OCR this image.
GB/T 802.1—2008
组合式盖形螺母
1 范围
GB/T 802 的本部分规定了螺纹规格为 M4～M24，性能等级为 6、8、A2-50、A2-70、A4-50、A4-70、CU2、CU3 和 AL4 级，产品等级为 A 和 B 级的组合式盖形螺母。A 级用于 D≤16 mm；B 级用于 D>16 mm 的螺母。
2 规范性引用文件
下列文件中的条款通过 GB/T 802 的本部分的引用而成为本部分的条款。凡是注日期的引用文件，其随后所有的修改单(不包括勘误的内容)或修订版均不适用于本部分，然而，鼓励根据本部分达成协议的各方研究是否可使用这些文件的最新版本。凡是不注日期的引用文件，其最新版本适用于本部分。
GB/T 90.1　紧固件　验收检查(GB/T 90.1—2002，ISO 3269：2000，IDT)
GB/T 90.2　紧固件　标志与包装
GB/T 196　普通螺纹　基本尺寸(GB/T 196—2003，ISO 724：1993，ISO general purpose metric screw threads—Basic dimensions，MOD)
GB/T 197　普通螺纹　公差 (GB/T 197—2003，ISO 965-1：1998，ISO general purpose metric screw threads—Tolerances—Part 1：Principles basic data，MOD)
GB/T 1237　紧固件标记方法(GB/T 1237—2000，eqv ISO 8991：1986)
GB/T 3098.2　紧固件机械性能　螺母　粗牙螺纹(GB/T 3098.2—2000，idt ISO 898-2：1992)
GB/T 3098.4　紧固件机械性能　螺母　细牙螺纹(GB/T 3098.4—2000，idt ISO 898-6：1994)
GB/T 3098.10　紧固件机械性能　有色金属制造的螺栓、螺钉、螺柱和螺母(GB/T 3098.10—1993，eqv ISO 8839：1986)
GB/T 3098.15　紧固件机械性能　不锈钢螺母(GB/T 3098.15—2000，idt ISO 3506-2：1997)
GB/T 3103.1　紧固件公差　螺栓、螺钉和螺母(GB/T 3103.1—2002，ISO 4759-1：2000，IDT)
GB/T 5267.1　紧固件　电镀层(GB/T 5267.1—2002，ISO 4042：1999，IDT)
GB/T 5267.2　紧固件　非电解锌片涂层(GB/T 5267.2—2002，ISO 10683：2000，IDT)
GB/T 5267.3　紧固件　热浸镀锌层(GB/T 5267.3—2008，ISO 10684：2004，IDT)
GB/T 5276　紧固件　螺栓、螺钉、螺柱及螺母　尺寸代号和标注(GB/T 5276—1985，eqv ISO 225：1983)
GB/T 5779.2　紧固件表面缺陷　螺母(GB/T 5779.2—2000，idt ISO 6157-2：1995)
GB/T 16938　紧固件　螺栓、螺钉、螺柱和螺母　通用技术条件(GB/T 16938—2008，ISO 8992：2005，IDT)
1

§

▸ **Exercise requirements**: Return the listing above in its exact form.

▸ **Finished answer**:
OCR this image.
GB/T 802.1—2008
组合式盖形螺母
1 范围
GB/T 802 的本部分规定了螺纹规格为 M4～M24，性能等级为 6、8、A2-50、A2-70、A4-50、A4-70、CU2、CU3 和 AL4 级，产品等级为 A 和 B 级的组合式盖形螺母。A 级用于 D≤16 mm；B 级用于 D>16 mm 的螺母。
2 规范性引用文件
下列文件中的条款通过 GB/T 802 的本部分的引用而成为本部分的条款。凡是注日期的引用文件，其随后所有的修改单(不包括勘误的内容)或修订版均不适用于本部分，然而，鼓励根据本部分达成协议的各方研究是否可使用这些文件的最新版本。凡是不注日期的引用文件，其最新版本适用于本部分。
GB/T 90.1　紧固件　验收检查(GB/T 90.1—2002，ISO 3269：2000，IDT)
GB/T 90.2　紧固件　标志与包装
GB/T 196　普通螺纹　基本尺寸(GB/T 196—2003，ISO 724：1993，ISO general purpose metric screw threads—Basic dimensions，MOD)
GB/T 197　普通螺纹　公差 (GB/T 197—2003，ISO 965-1：1998，ISO general purpose metric screw threads—Tolerances—Part 1：Principles basic data，MOD)
GB/T 1237　紧固件标记方法(GB/T 1237—2000，eqv ISO 8991：1986)
GB/T 3098.2　紧固件机械性能　螺母　粗牙螺纹(GB/T 3098.2—2000，idt ISO 898-2：1992)
GB/T 3098.4　紧固件机械性能　螺母　细牙螺纹(GB/T 3098.4—2000，idt ISO 898-6：1994)
GB/T 3098.10　紧固件机械性能　有色金属制造的螺栓、螺钉、螺柱和螺母(GB/T 3098.10—1993，eqv ISO 8839：1986)
GB/T 3098.15　紧固件机械性能　不锈钢螺母(GB/T 3098.15—2000，idt ISO 3506-2：1997)
GB/T 3103.1　紧固件公差　螺栓、螺钉和螺母(GB/T 3103.1—2002，ISO 4759-1：2000，IDT)
GB/T 5267.1　紧固件　电镀层(GB/T 5267.1—2002，ISO 4042：1999，IDT)
GB/T 5267.2　紧固件　非电解锌片涂层(GB/T 5267.2—2002，ISO 10683：2000，IDT)
GB/T 5267.3　紧固件　热浸镀锌层(GB/T 5267.3—2008，ISO 10684：2004，IDT)
GB/T 5276　紧固件　螺栓、螺钉、螺柱及螺母　尺寸代号和标注(GB/T 5276—1985，eqv ISO 225：1983)
GB/T 5779.2　紧固件表面缺陷　螺母(GB/T 5779.2—2000，idt ISO 6157-2：1995)
GB/T 16938　紧固件　螺栓、螺钉、螺柱和螺母　通用技术条件(GB/T 16938—2008，ISO 8992：2005，IDT)
1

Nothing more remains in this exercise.